Dataset rows about figures:
^^^^^^^^^^^^^^^^
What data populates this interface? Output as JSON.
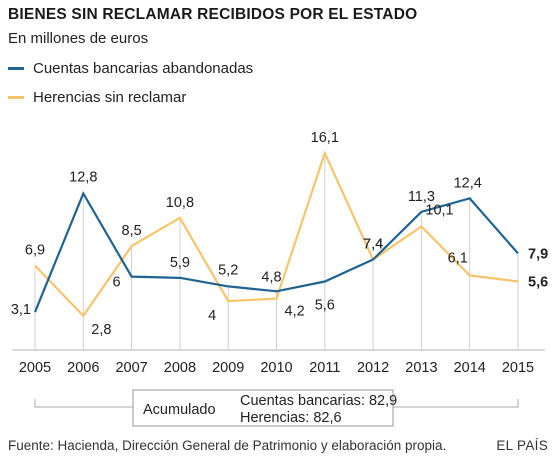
{
  "header": {
    "title": "BIENES SIN RECLAMAR RECIBIDOS POR EL ESTADO",
    "subtitle": "En millones de euros"
  },
  "footer": {
    "source": "Fuente: Hacienda, Dirección General de Patrimonio y elaboración propia.",
    "brand": "EL PAÍS"
  },
  "summary": {
    "label": "Acumulado",
    "line1": "Cuentas bancarias: 82,9",
    "line2": "Herencias: 82,6"
  },
  "colors": {
    "blue": "#1f6391",
    "yellow": "#f7c46c"
  },
  "chart_data": {
    "type": "line",
    "title": "BIENES SIN RECLAMAR RECIBIDOS POR EL ESTADO",
    "subtitle": "En millones de euros",
    "categories": [
      "2005",
      "2006",
      "2007",
      "2008",
      "2009",
      "2010",
      "2011",
      "2012",
      "2013",
      "2014",
      "2015"
    ],
    "series": [
      {
        "name": "Cuentas bancarias abandonadas",
        "color": "#1f6391",
        "values": [
          3.1,
          12.8,
          6,
          5.9,
          5.2,
          4.8,
          5.6,
          7.4,
          11.3,
          12.4,
          7.9
        ],
        "labels": [
          "3,1",
          "12,8",
          "6",
          "5,9",
          "5,2",
          "4,8",
          "5,6",
          "7,4",
          "11,3",
          "12,4",
          "7,9"
        ]
      },
      {
        "name": "Herencias sin reclamar",
        "color": "#f7c46c",
        "values": [
          6.9,
          2.8,
          8.5,
          10.8,
          4,
          4.2,
          16.1,
          7.4,
          10.1,
          6.1,
          5.6
        ],
        "labels": [
          "6,9",
          "2,8",
          "8,5",
          "10,8",
          "4",
          "4,2",
          "16,1",
          "7,4",
          "10,1",
          "6,1",
          "5,6"
        ]
      }
    ],
    "ylim": [
      0,
      17
    ],
    "grid": "vertical",
    "legend": "top-left"
  }
}
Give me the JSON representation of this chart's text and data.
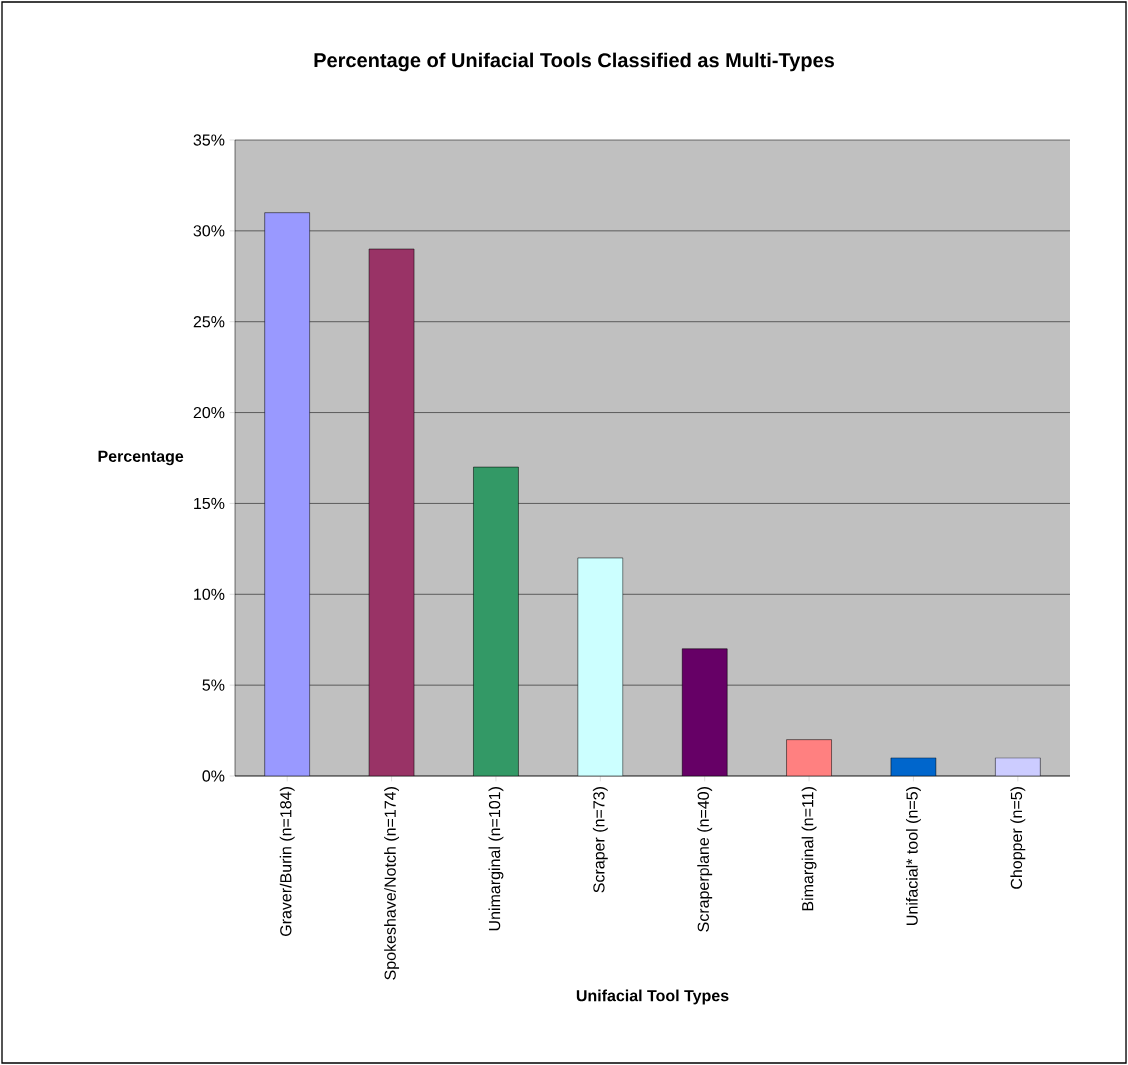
{
  "chart_data": {
    "type": "bar",
    "title": "Percentage of Unifacial Tools Classified as Multi-Types",
    "xlabel": "Unifacial Tool Types",
    "ylabel": "Percentage",
    "categories": [
      "Graver/Burin (n=184)",
      "Spokeshave/Notch (n=174)",
      "Unimarginal (n=101)",
      "Scraper (n=73)",
      "Scraperplane (n=40)",
      "Bimarginal (n=11)",
      "Unifacial* tool (n=5)",
      "Chopper (n=5)"
    ],
    "values": [
      31,
      29,
      17,
      12,
      7,
      2,
      1,
      1
    ],
    "colors": [
      "#9999ff",
      "#993366",
      "#339966",
      "#ccffff",
      "#660066",
      "#ff8080",
      "#0066cc",
      "#ccccff"
    ],
    "ylim": [
      0,
      35
    ],
    "yticks": [
      {
        "value": 0,
        "label": "0%"
      },
      {
        "value": 5,
        "label": "5%"
      },
      {
        "value": 10,
        "label": "10%"
      },
      {
        "value": 15,
        "label": "15%"
      },
      {
        "value": 20,
        "label": "20%"
      },
      {
        "value": 25,
        "label": "25%"
      },
      {
        "value": 30,
        "label": "30%"
      },
      {
        "value": 35,
        "label": "35%"
      }
    ],
    "grid": "y",
    "legend": false
  }
}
^^^^^^^^^^^^^^^^
Job » Scan the listing above for the word "Unifacial" and show each line where it is found.

Output for this exercise »
    "title": "Percentage of Unifacial Tools Classified as Multi-Types",
    "xlabel": "Unifacial Tool Types",
      "Unifacial* tool (n=5)",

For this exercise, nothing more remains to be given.